■ Selected excerpt:
:::::

The Secretary General of the African Research Universities Alliance and former Vice Chancellor of the University of Ghana, Prof. Ernest Aryeetey, has said that the Bank of Ghana has over the years developed an operational mechanism of self-correction – making it better than most public institutions.

The research output of the Bank for both academic and public policy considerations have greatly improved compared to the 1980s’ structural adjustment era of the economy; and this, he explained, has been due to the quality of developed human capacity built over the last thirty years. The Bank’s current leadership and what they are engaged in, Prof. Aryeetey said, “is very pleasing.”

He was speaking at the launch of the most comprehensive book on the Bank, Central Banking in Ghana and the Governors- Institutional Growth and Economic Development – a 553-page book written by the historian and development specialist, Ivor Agyeman-Duah, published by Hawkes Design and Publishing in the United Kingdom with a Ghana edition by Digibooks.

This launch was organised in Accra at the weekend by the London School of Economics Alumni Association and attended by the Bank of Ghana’s leadership.

Professor Aryeetey has written extensively on the Ghanaian economy, and said what the Bank needs after 65 years is to use its operational independence to engage other stakeholders in pertinent and unsolved matters – such as the imbalance of deposits and lending rates. These, he explained, affect not only the manufacturing sector that contributes to the desired growth, but also agriculture, small-scale businesses and individuals.

The book has been described by another Ghanaian economist, Mr. Kwame Pianim, as “felicitous and voluminous, but holds attention and is also far from ordinary in terms of its coverage and content”; and that the author’s “eclectic and amazingly broad professional background is imprinted all over the pages and shapes his narrative”.

The Lady Companion of the Garter of the United Kingdom and currently Master of the University College of Oxford, Baroness Valerie Amos, jointly launched the book with Mr. Agyeman-Duah.

She remarked that the global multilateral system, especially the financial architecture, has changed and continues to change; and that what Africa can do is to be part of the big conversation at the table with a common voice. She does not, she said, believe in the stark negative narrative of globalisation as marginalisation against the African continent so much as what Africa can make out of it.

The first Black British Cabinet Minister, who also served between 2000 and 2003 as Africa Minister, is worried about the current global turn of events since Ghana’s post-HIPC and the new dynamics of financial and energy crisis, coupled with instability in Northen Nigeria, Mali, The Sudan and South Sudan. These are not helpful but rather re-engineering indebtedness again in countries, including Ghana.

The First Deputy Governor-Bank of Ghana, Dr. Maxwell Opoku-Afari said: “Even though this book can be deemed a mirror that reflects the work of all the Banks’ Governors since its establishment, like a mirror, the reflection on work of any of the Governors may invariably differ depending on the reader’s economic philosophy or ideology. I am certain that the discussion on monetary policy, and many other contents of the book, will provide a good basis for constructive and intellectual public discourse on the author’s views and assertions. Similarly, I trust that the author, being a seasoned scholar and academic, will readily respond to any constructive critique and commentary that may arise from economists, academics and other reviewers of this book.

“That notwithstanding, this book will serve as a useful resource for central bankers, academics and students of economics in and outside Ghana.”

The author on his part said: “The idea for this book did not come from the Bank of Ghana but was accepted by it. It was agreed that it would be independently written, to the extent that not everything would be agreeable by way of interpretation. For a conservative central bank built on traditions of the Bank of England, this was a progressive step”.

:::::

■ Parts of the exercise:
• a. Answer these questions from the article on the book launch, one line each:
(i) How many pages does the book on the Bank of Ghana have?
(ii) Which organization arranged the launch in Accra?
(iii) Between which years did Baroness Valerie Amos serve as Africa Minister?
• b. Decide whether each statement agrees with the article on the book launch. Give yes or no, and quote the words from the article that settle it.
(i) The Bank of Ghana came up with the idea for the book.
(ii) Digibooks published the Ghana edition of the book.
(iii) The book was launched in Kumasi.
• c. List every person the article on the book launch mentions by name.

:::::

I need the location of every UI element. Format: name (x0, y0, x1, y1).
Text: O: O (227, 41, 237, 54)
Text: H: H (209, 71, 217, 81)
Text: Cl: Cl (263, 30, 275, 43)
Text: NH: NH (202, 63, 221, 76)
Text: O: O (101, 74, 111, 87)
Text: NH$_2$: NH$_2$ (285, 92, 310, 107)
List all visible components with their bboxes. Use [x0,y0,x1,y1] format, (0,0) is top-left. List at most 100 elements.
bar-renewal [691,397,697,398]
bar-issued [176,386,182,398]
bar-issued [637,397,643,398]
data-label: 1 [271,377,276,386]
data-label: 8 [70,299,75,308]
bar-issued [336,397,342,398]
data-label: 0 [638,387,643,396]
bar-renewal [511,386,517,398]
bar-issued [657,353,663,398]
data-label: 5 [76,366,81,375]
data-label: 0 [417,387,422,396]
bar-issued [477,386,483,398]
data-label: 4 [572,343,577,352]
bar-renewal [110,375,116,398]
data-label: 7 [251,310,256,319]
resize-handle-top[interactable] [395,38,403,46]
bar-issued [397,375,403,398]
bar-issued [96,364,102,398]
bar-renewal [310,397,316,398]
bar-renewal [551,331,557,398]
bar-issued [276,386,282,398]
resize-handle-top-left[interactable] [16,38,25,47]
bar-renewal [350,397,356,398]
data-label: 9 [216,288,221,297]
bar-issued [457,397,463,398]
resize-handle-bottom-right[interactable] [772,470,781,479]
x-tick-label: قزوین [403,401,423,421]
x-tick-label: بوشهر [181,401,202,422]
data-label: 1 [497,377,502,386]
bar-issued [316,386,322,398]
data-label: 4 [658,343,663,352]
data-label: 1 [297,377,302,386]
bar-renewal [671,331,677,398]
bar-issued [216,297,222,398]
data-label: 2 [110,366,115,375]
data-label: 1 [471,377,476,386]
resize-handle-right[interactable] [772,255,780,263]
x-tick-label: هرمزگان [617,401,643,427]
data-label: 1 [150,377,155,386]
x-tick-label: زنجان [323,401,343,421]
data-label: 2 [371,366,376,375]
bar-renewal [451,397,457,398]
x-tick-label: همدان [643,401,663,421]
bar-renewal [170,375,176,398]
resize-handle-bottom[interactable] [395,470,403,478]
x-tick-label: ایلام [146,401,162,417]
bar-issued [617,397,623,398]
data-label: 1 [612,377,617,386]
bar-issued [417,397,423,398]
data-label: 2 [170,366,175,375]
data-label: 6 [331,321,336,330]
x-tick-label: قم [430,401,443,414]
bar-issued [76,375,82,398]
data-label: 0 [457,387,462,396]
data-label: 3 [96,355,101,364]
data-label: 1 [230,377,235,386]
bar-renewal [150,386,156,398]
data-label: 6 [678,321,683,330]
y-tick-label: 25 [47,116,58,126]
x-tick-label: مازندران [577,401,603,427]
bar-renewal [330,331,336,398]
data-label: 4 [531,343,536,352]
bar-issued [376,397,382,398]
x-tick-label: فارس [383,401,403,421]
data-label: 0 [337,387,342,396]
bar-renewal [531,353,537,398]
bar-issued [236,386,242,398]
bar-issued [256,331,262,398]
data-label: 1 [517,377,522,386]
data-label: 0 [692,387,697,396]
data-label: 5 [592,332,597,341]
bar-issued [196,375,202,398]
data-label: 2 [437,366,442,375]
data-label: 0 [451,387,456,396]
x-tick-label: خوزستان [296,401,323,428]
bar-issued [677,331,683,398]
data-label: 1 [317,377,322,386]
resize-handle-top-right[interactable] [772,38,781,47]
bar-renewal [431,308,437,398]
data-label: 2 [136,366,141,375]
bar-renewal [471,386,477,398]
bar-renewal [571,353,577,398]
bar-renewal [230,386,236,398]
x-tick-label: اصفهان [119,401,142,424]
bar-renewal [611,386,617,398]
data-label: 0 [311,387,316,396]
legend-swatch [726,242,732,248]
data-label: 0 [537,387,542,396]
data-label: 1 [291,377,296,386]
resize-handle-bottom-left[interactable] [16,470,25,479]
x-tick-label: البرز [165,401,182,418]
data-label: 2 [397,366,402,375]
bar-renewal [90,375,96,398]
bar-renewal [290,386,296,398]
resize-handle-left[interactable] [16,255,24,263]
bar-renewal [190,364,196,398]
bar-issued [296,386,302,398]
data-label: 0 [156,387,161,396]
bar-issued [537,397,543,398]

:::::

■ Solutions below:
• a.
(i) 553 pages.
(ii) The London School of Economics Alumni Association.
(iii) Between 2000 and 2003.

• b.
(i) No: "The idea for this book did not come from the Bank of Ghana but was accepted by it."
(ii) Yes: "with a Ghana edition by Digibooks"
(iii) No: "This launch was organised in Accra at the weekend"

• c.
Prof. Ernest Aryeetey
Ivor Agyeman-Duah
Mr. Kwame Pianim
Baroness Valerie Amos
Dr. Maxwell Opoku-Afari